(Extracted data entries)
** begin **

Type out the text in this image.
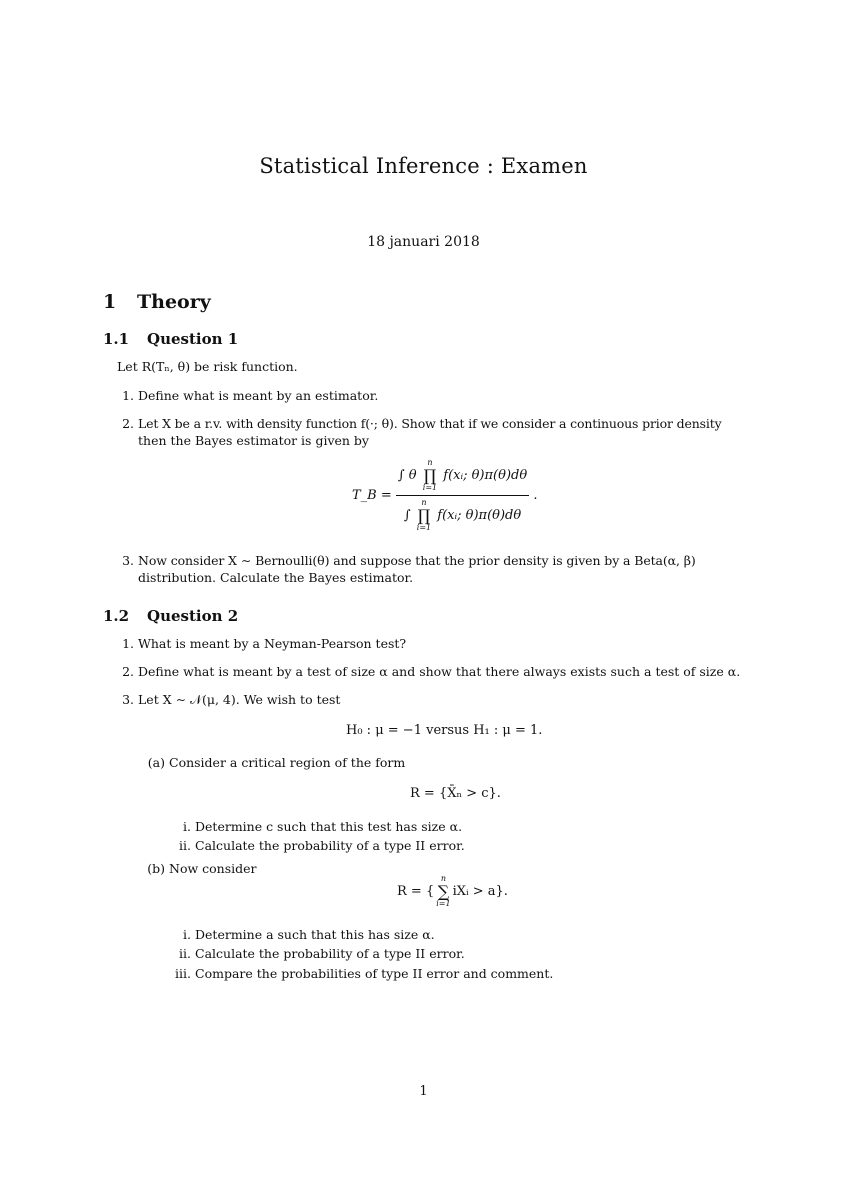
Statistical Inference : Examen
18 januari 2018
1 Theory
1.1 Question 1
Let R(Tₙ, θ) be risk function.
1. Define what is meant by an estimator.
2. Let X be a r.v. with density function f(·; θ). Show that if we consider a continuous prior density
then the Bayes estimator is given by
T_B =
∫ θ
n
∏
i=1
f(xᵢ; θ)π(θ)dθ
∫
n
∏
i=1
f(xᵢ; θ)π(θ)dθ
.
3. Now consider X ∼ Bernoulli(θ) and suppose that the prior density is given by a Beta(α, β)
distribution. Calculate the Bayes estimator.
1.2 Question 2
1. What is meant by a Neyman-Pearson test?
2. Define what is meant by a test of size α and show that there always exists such a test of size α.
3. Let X ∼ 𝒩(μ, 4). We wish to test
H₀ : μ = −1 versus H₁ : μ = 1.
(a) Consider a critical region of the form
R = {X̄ₙ > c}.
i. Determine c such that this test has size α.
ii. Calculate the probability of a type II error.
(b) Now consider
R = {
n
∑
i=1
iXᵢ > a}.
i. Determine a such that this has size α.
ii. Calculate the probability of a type II error.
iii. Compare the probabilities of type II error and comment.
1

** end **

_Given task_. Excluding the pictures, restate the records above word for word.

_Solution_.
Type out the text in this image.
Statistical Inference : Examen
18 januari 2018
1 Theory
1.1 Question 1
Let R(Tₙ, θ) be risk function.
1. Define what is meant by an estimator.
2. Let X be a r.v. with density function f(·; θ). Show that if we consider a continuous prior density
then the Bayes estimator is given by
T_B =
∫ θ
n
∏
i=1
f(xᵢ; θ)π(θ)dθ
∫
n
∏
i=1
f(xᵢ; θ)π(θ)dθ
.
3. Now consider X ∼ Bernoulli(θ) and suppose that the prior density is given by a Beta(α, β)
distribution. Calculate the Bayes estimator.
1.2 Question 2
1. What is meant by a Neyman-Pearson test?
2. Define what is meant by a test of size α and show that there always exists such a test of size α.
3. Let X ∼ 𝒩(μ, 4). We wish to test
H₀ : μ = −1 versus H₁ : μ = 1.
(a) Consider a critical region of the form
R = {X̄ₙ > c}.
i. Determine c such that this test has size α.
ii. Calculate the probability of a type II error.
(b) Now consider
R = {
n
∑
i=1
iXᵢ > a}.
i. Determine a such that this has size α.
ii. Calculate the probability of a type II error.
iii. Compare the probabilities of type II error and comment.
1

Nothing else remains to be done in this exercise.